#### REQUIRED TASK
Pull each line containing "label" out of the data and copy it.

#### GIVEN DATA
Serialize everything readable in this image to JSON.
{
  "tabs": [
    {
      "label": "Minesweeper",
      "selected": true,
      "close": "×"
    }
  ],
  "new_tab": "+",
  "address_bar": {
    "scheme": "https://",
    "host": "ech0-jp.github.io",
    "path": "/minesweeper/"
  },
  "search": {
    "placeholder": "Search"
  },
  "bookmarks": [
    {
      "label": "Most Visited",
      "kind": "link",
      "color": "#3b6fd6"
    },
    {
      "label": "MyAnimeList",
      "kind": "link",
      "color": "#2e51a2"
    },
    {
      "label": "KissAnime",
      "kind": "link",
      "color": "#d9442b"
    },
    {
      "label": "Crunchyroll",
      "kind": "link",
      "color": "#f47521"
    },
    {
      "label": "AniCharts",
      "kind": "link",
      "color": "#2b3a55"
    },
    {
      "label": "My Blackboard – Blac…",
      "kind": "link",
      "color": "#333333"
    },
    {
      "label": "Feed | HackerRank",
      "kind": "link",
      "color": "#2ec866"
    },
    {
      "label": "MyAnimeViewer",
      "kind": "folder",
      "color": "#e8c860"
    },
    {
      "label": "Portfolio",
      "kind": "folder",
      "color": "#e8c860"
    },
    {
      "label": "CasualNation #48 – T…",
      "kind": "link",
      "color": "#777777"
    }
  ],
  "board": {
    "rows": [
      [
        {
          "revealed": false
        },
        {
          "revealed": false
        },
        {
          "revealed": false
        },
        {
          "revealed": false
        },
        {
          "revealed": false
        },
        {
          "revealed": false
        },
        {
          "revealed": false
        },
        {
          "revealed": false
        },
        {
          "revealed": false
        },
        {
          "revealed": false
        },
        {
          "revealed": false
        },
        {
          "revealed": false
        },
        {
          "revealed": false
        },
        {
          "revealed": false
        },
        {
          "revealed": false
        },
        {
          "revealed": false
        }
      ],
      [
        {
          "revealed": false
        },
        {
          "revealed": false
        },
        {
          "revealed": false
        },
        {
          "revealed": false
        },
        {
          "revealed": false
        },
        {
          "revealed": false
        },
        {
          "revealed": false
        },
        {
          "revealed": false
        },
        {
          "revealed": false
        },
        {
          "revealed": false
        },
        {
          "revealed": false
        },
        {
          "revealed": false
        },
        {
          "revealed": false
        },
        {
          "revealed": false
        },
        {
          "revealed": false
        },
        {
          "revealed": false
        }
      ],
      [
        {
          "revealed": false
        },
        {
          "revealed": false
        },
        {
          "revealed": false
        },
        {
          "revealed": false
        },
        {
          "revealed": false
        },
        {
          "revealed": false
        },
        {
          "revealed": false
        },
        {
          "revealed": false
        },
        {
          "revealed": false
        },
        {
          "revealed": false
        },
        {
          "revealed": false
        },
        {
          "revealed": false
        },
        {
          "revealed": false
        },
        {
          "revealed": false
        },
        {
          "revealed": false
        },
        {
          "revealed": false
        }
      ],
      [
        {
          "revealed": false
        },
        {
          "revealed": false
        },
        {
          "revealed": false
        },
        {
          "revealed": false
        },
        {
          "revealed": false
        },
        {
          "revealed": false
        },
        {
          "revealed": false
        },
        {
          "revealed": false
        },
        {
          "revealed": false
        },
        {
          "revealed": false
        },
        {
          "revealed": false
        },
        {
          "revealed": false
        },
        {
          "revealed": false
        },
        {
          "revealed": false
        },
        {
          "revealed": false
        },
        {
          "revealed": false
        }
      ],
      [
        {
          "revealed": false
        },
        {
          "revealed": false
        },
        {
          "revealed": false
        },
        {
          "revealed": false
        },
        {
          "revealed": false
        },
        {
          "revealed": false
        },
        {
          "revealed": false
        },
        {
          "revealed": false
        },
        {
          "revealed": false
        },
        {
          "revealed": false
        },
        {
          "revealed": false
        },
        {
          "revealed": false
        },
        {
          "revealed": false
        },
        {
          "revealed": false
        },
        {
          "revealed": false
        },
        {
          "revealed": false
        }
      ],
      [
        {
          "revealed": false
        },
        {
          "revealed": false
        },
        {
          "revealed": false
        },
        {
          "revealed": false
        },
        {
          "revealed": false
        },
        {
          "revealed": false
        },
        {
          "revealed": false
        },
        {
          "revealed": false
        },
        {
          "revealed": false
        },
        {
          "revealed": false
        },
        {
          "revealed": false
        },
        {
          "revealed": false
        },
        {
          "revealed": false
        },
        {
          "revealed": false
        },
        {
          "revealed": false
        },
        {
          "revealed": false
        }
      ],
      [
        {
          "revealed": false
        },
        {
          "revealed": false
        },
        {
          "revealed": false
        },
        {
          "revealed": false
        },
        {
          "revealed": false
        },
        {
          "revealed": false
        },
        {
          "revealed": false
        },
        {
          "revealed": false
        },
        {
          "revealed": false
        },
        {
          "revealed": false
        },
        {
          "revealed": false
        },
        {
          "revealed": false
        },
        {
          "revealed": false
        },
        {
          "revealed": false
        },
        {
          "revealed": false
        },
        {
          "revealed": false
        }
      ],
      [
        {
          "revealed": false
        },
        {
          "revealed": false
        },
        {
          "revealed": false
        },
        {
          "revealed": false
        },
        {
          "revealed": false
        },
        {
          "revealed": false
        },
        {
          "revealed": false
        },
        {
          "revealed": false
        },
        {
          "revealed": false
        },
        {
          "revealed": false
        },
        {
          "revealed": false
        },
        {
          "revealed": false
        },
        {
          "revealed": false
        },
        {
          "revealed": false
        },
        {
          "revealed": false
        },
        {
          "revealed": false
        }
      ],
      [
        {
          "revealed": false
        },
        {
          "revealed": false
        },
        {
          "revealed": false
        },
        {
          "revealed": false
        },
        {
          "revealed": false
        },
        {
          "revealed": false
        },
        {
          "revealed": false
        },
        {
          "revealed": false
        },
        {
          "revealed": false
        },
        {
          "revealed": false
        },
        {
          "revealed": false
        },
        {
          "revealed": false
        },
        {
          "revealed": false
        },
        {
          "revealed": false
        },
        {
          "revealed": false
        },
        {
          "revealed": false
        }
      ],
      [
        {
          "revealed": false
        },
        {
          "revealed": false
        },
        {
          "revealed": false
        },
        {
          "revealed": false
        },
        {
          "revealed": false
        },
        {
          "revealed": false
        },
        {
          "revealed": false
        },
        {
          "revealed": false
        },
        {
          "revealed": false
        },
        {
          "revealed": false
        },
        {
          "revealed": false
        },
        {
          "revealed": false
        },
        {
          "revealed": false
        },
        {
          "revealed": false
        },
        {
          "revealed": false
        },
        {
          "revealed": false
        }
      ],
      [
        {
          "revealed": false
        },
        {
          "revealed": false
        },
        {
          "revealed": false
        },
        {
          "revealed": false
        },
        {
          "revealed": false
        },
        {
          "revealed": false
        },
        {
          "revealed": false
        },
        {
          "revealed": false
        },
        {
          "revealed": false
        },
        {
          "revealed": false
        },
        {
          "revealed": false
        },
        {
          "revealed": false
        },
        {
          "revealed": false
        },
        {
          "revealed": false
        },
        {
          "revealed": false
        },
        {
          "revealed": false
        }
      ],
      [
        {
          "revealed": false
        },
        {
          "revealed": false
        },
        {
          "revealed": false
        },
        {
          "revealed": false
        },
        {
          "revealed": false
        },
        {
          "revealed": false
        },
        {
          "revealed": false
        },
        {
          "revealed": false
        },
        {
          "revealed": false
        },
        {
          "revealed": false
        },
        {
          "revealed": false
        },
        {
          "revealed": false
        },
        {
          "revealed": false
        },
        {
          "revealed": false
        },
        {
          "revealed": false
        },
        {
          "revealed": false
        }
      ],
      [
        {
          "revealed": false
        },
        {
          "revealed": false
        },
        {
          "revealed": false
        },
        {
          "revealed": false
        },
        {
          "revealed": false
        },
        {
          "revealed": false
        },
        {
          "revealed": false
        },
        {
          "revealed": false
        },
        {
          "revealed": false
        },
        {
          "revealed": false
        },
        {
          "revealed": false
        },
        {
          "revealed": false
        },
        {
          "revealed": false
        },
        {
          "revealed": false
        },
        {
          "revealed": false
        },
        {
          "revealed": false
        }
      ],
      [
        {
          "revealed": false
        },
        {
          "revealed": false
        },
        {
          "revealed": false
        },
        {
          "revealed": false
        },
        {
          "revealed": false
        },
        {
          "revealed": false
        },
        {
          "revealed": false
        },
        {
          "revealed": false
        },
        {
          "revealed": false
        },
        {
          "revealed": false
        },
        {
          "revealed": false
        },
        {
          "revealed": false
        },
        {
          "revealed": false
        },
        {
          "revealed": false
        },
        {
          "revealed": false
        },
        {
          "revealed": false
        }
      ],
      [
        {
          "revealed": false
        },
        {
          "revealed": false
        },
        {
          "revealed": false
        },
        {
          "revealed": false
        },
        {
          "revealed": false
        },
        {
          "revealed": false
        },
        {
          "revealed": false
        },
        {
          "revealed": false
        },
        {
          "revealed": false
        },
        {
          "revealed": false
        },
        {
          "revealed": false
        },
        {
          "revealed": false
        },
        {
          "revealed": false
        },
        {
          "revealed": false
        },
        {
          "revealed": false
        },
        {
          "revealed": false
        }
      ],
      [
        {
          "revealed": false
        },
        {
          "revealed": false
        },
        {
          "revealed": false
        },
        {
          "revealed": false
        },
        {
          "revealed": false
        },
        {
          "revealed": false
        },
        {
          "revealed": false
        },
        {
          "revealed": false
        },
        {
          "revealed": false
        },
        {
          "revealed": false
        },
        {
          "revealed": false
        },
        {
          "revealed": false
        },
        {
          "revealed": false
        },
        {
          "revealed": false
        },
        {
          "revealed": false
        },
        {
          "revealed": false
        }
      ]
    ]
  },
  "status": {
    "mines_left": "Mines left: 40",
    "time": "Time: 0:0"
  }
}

#### RESPONSE TO THE TASK
      "label": "Minesweeper",
      "label": "Most Visited",
      "label": "MyAnimeList",
      "label": "KissAnime",
      "label": "Crunchyroll",
      "label": "AniCharts",
      "label": "My Blackboard – Blac…",
      "label": "Feed | HackerRank",
      "label": "MyAnimeViewer",
      "label": "Portfolio",
      "label": "CasualNation #48 – T…",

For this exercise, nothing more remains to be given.